__PROBLEM DESCRIPTION__.
Present the following data again exactly as it is shown.

__EXTRACTED INFORMATION__.
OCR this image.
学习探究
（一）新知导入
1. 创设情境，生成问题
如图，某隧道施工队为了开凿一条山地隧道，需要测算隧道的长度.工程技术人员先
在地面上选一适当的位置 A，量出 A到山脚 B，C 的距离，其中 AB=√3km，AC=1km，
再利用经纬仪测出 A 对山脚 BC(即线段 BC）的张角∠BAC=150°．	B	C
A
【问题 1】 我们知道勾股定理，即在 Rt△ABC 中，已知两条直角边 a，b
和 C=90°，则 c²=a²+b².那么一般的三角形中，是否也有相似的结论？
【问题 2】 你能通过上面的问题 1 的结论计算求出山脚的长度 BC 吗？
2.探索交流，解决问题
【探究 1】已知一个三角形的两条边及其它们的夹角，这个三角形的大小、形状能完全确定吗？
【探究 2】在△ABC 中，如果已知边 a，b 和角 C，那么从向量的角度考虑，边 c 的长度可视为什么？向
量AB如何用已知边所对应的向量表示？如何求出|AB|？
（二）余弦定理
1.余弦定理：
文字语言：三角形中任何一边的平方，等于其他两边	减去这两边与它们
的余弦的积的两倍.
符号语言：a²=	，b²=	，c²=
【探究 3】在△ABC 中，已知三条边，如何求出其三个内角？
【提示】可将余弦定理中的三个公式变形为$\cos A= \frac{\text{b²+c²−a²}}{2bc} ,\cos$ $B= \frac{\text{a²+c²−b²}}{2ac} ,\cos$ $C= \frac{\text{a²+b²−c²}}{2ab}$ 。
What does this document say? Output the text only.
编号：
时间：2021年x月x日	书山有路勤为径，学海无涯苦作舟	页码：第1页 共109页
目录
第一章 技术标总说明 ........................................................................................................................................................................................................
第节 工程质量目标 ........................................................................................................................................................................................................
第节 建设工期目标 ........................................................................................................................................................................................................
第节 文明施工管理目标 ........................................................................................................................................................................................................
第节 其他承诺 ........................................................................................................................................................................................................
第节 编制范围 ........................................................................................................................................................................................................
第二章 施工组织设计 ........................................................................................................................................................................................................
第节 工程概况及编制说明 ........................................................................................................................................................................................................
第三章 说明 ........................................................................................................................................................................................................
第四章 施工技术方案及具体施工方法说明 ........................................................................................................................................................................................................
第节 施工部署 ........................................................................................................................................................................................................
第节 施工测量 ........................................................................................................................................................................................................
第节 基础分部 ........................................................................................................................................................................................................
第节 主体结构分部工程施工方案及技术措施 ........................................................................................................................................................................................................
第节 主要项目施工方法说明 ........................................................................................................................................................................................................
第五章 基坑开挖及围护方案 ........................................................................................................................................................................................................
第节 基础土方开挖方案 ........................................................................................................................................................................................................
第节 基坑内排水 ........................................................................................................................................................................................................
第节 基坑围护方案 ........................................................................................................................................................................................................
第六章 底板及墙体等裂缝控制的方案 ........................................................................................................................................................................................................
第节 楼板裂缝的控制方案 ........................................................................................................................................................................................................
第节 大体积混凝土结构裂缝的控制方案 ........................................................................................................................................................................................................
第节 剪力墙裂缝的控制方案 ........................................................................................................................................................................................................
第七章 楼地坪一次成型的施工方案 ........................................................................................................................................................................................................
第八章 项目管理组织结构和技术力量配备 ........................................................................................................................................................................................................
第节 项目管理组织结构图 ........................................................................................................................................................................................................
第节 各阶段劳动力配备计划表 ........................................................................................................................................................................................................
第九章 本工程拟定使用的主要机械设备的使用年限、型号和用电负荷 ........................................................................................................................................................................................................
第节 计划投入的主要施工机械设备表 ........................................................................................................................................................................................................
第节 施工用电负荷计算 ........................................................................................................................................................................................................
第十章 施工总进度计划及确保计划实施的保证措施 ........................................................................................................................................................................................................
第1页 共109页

__COMPLETED EXERCISE__.
OCR this image.
学习探究
（一）新知导入
1. 创设情境，生成问题
如图，某隧道施工队为了开凿一条山地隧道，需要测算隧道的长度.工程技术人员先
在地面上选一适当的位置 A，量出 A到山脚 B，C 的距离，其中 AB=√3km，AC=1km，
再利用经纬仪测出 A 对山脚 BC(即线段 BC）的张角∠BAC=150°．	B	C
A
【问题 1】 我们知道勾股定理，即在 Rt△ABC 中，已知两条直角边 a，b
和 C=90°，则 c²=a²+b².那么一般的三角形中，是否也有相似的结论？
【问题 2】 你能通过上面的问题 1 的结论计算求出山脚的长度 BC 吗？
2.探索交流，解决问题
【探究 1】已知一个三角形的两条边及其它们的夹角，这个三角形的大小、形状能完全确定吗？
【探究 2】在△ABC 中，如果已知边 a，b 和角 C，那么从向量的角度考虑，边 c 的长度可视为什么？向
量AB如何用已知边所对应的向量表示？如何求出|AB|？
（二）余弦定理
1.余弦定理：
文字语言：三角形中任何一边的平方，等于其他两边	减去这两边与它们
的余弦的积的两倍.
符号语言：a²=	，b²=	，c²=
【探究 3】在△ABC 中，已知三条边，如何求出其三个内角？
【提示】可将余弦定理中的三个公式变形为$\cos A= \frac{\text{b²+c²−a²}}{2bc} ,\cos$ $B= \frac{\text{a²+c²−b²}}{2ac} ,\cos$ $C= \frac{\text{a²+b²−c²}}{2ab}$ 。
What does this document say? Output the text only.
编号：
时间：2021年x月x日	书山有路勤为径，学海无涯苦作舟	页码：第1页 共109页
目录
第一章 技术标总说明 ........................................................................................................................................................................................................
第节 工程质量目标 ........................................................................................................................................................................................................
第节 建设工期目标 ........................................................................................................................................................................................................
第节 文明施工管理目标 ........................................................................................................................................................................................................
第节 其他承诺 ........................................................................................................................................................................................................
第节 编制范围 ........................................................................................................................................................................................................
第二章 施工组织设计 ........................................................................................................................................................................................................
第节 工程概况及编制说明 ........................................................................................................................................................................................................
第三章 说明 ........................................................................................................................................................................................................
第四章 施工技术方案及具体施工方法说明 ........................................................................................................................................................................................................
第节 施工部署 ........................................................................................................................................................................................................
第节 施工测量 ........................................................................................................................................................................................................
第节 基础分部 ........................................................................................................................................................................................................
第节 主体结构分部工程施工方案及技术措施 ........................................................................................................................................................................................................
第节 主要项目施工方法说明 ........................................................................................................................................................................................................
第五章 基坑开挖及围护方案 ........................................................................................................................................................................................................
第节 基础土方开挖方案 ........................................................................................................................................................................................................
第节 基坑内排水 ........................................................................................................................................................................................................
第节 基坑围护方案 ........................................................................................................................................................................................................
第六章 底板及墙体等裂缝控制的方案 ........................................................................................................................................................................................................
第节 楼板裂缝的控制方案 ........................................................................................................................................................................................................
第节 大体积混凝土结构裂缝的控制方案 ........................................................................................................................................................................................................
第节 剪力墙裂缝的控制方案 ........................................................................................................................................................................................................
第七章 楼地坪一次成型的施工方案 ........................................................................................................................................................................................................
第八章 项目管理组织结构和技术力量配备 ........................................................................................................................................................................................................
第节 项目管理组织结构图 ........................................................................................................................................................................................................
第节 各阶段劳动力配备计划表 ........................................................................................................................................................................................................
第九章 本工程拟定使用的主要机械设备的使用年限、型号和用电负荷 ........................................................................................................................................................................................................
第节 计划投入的主要施工机械设备表 ........................................................................................................................................................................................................
第节 施工用电负荷计算 ........................................................................................................................................................................................................
第十章 施工总进度计划及确保计划实施的保证措施 ........................................................................................................................................................................................................
第1页 共109页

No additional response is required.